Stated problem - Filter the lines below, copying only those with the string "виноделия".

Record extracts -

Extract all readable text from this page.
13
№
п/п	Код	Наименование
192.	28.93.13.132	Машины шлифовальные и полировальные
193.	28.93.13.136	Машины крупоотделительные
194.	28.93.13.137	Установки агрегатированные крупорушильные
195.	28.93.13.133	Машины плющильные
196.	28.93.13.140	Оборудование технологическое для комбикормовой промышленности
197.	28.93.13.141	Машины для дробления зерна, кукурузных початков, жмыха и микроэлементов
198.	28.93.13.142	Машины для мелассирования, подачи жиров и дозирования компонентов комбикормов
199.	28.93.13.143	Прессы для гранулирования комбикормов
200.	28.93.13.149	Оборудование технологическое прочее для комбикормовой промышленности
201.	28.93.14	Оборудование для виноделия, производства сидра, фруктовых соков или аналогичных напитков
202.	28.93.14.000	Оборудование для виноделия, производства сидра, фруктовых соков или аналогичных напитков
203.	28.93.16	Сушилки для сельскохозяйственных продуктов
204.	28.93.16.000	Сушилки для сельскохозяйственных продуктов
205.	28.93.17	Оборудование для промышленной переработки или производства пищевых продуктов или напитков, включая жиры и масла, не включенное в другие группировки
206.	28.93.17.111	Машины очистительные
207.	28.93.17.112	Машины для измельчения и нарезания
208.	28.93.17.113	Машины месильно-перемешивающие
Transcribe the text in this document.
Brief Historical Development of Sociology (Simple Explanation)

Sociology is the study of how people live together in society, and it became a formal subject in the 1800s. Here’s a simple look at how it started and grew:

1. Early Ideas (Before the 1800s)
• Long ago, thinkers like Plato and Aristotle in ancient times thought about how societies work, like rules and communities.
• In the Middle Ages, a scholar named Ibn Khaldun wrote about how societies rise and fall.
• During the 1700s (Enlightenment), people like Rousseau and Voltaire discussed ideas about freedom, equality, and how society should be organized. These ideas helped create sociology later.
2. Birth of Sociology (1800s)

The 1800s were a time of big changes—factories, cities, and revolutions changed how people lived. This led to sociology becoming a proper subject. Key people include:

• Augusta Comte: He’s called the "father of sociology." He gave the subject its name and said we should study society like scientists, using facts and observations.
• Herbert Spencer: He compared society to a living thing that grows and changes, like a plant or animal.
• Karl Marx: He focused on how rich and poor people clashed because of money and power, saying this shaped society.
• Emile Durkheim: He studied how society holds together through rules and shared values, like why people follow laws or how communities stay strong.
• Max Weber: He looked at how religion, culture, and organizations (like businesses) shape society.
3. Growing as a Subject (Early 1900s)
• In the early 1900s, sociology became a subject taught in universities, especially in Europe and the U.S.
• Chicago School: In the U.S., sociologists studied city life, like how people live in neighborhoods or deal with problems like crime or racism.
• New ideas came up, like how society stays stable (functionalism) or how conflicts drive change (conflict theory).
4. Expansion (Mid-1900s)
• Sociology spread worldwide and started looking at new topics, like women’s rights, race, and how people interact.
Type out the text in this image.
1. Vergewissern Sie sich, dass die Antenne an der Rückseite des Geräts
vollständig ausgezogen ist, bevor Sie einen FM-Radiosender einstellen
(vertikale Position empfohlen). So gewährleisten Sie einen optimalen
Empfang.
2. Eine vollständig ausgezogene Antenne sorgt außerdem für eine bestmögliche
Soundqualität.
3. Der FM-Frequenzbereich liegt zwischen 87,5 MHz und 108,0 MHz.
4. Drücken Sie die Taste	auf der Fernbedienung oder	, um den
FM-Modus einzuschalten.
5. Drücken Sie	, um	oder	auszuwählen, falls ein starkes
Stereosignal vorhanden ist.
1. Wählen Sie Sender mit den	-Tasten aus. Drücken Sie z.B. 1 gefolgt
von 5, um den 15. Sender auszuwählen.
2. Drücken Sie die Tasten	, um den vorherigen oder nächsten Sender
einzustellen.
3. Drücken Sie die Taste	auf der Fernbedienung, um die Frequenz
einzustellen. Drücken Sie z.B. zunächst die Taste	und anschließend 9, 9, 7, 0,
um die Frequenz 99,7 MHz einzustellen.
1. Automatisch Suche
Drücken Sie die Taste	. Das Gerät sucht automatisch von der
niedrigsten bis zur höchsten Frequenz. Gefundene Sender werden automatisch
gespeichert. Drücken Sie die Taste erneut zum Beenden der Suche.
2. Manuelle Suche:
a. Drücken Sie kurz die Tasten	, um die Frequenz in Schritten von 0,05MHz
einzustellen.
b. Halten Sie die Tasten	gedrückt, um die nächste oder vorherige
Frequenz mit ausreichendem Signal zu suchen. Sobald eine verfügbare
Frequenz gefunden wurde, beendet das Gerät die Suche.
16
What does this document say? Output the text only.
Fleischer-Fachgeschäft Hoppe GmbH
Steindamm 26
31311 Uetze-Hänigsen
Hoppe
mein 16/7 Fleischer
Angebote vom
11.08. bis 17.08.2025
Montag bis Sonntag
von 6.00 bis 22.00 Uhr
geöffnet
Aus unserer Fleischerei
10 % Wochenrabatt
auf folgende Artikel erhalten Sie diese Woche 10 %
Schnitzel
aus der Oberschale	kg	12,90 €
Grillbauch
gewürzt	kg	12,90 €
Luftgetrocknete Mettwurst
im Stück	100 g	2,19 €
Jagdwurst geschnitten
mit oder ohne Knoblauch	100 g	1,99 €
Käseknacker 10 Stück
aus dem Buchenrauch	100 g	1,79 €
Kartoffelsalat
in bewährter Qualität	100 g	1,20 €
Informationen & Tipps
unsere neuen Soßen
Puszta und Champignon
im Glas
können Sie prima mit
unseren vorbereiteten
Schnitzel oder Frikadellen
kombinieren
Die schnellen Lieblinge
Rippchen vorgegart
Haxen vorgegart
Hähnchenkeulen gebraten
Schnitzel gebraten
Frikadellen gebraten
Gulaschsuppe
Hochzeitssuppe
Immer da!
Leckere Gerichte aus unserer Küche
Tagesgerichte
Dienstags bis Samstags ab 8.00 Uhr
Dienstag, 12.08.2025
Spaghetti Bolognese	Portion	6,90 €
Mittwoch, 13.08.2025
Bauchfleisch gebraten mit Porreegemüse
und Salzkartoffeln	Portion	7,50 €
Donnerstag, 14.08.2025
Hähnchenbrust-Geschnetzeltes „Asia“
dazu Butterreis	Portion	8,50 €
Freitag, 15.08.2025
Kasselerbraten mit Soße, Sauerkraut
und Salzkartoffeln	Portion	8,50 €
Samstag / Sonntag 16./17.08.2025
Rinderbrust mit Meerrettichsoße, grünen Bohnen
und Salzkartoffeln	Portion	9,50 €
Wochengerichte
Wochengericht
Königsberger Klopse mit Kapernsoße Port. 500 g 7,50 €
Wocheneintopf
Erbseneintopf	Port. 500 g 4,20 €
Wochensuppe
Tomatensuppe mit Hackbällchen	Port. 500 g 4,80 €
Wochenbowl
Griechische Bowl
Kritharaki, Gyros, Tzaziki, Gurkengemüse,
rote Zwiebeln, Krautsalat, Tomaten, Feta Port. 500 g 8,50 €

Exercise result -
201.	28.93.14	Оборудование для виноделия, производства сидра, фруктовых соков или аналогичных напитков
202.	28.93.14.000	Оборудование для виноделия, производства сидра, фруктовых соков или аналогичных напитков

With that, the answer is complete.